DOCUMENT TEXT.
▼▼▼

Sunday, October 27, 2024

I Was a Shoplifter

I Was a Shoplifter

 (1950)
Directed by
Charles Lamont
Written by Irwin Gielgud
Starring Scott Brady, Mona Freeman, Andrea King, Tony Curtis
IMDB Entry

The title I Was a Shoplifter is an odd one. The structure portends some sort of big event, but when you get to the final word, it disappoints.* Shoplifting is usually a pretty minor crime.** Still, the movie ends up being quite good despite it.

It starts with a narrator talking about the crime of shoplifting, then we see Faye Burton (Mona Freeman) moving suspiciously through a department stores, gaining the attention of store security and Jeff Andrews (Scott Brady), who warns her she's being watched. When she leaves, she is picked up, and Andrews is, too.  Faye is daughter of a judge and doesn't want the incident known. She signs a confession, which the store will keep on file and use against her if she's caught again, and she is let go.

▲▲▲

Edit the text on I Was a Shoplifter, starting with "The title I" and going on through "she is let go.", so that "senator" replaces "judge".

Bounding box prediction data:
▼▼▼

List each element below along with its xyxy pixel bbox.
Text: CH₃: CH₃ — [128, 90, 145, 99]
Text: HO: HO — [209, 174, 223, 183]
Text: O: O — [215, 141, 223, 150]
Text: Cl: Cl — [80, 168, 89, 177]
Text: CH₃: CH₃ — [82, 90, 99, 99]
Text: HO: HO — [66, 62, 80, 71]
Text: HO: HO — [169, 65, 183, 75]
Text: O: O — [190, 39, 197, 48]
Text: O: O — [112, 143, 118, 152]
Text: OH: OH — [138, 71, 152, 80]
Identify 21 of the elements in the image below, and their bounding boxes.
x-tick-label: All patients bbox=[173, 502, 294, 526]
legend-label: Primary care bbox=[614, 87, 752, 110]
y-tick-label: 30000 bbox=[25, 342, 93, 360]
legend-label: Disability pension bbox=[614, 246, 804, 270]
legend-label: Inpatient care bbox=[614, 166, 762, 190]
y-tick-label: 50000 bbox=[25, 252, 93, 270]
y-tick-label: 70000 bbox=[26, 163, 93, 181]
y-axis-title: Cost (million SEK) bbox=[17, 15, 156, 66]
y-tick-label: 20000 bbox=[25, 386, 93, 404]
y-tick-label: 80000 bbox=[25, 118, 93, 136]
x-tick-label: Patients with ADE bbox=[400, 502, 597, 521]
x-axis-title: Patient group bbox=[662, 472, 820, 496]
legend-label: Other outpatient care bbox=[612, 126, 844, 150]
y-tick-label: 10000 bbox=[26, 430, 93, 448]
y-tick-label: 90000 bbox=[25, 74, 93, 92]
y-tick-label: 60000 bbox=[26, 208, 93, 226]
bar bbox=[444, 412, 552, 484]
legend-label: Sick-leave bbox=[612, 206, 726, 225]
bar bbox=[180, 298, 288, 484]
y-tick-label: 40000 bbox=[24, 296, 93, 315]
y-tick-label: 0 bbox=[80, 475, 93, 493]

▲▲▲

TASK RESPONSE.
The title I Was a Shoplifter is an odd one. The structure portends some sort of big event, but when you get to the final word, it disappoints.* Shoplifting is usually a pretty minor crime.** Still, the movie ends up being quite good despite it.

It starts with a narrator talking about the crime of shoplifting, then we see Faye Burton (Mona Freeman) moving suspiciously through a department stores, gaining the attention of store security and Jeff Andrews (Scott Brady), who warns her she's being watched. When she leaves, she is picked up, and Andrews is, too.  Faye is daughter of a senator and doesn't want the incident known. She signs a confession, which the store will keep on file and use against her if she's caught again, and she is let go.